» **OBJECTIVE**: The entries below are to be repeated exactly as they stand.

▬▬▬

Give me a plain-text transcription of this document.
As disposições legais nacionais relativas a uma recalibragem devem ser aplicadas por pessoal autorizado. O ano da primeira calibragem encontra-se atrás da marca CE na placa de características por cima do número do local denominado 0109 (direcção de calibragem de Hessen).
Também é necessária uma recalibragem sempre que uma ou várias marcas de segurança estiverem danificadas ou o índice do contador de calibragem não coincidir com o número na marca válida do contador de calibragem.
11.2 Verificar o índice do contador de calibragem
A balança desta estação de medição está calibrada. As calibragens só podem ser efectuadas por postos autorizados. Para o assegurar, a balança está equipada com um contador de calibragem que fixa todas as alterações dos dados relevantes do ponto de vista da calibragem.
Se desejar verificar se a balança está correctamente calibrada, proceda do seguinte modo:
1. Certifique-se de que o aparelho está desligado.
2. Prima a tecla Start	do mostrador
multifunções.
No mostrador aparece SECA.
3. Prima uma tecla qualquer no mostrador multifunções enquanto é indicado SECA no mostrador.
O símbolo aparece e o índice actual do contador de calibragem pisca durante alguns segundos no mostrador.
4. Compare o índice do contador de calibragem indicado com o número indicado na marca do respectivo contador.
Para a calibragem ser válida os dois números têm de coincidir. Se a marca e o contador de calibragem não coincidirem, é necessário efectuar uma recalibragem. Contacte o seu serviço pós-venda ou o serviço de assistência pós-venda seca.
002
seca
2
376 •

▬▬▬

» **TASK OUTPUT**:
Give me a plain-text transcription of this document.
As disposições legais nacionais relativas a uma recalibragem devem ser aplicadas por pessoal autorizado. O ano da primeira calibragem encontra-se atrás da marca CE na placa de características por cima do número do local denominado 0109 (direcção de calibragem de Hessen).
Também é necessária uma recalibragem sempre que uma ou várias marcas de segurança estiverem danificadas ou o índice do contador de calibragem não coincidir com o número na marca válida do contador de calibragem.
11.2 Verificar o índice do contador de calibragem
A balança desta estação de medição está calibrada. As calibragens só podem ser efectuadas por postos autorizados. Para o assegurar, a balança está equipada com um contador de calibragem que fixa todas as alterações dos dados relevantes do ponto de vista da calibragem.
Se desejar verificar se a balança está correctamente calibrada, proceda do seguinte modo:
1. Certifique-se de que o aparelho está desligado.
2. Prima a tecla Start	do mostrador
multifunções.
No mostrador aparece SECA.
3. Prima uma tecla qualquer no mostrador multifunções enquanto é indicado SECA no mostrador.
O símbolo aparece e o índice actual do contador de calibragem pisca durante alguns segundos no mostrador.
4. Compare o índice do contador de calibragem indicado com o número indicado na marca do respectivo contador.
Para a calibragem ser válida os dois números têm de coincidir. Se a marca e o contador de calibragem não coincidirem, é necessário efectuar uma recalibragem. Contacte o seu serviço pós-venda ou o serviço de assistência pós-venda seca.
002
seca
2
376 •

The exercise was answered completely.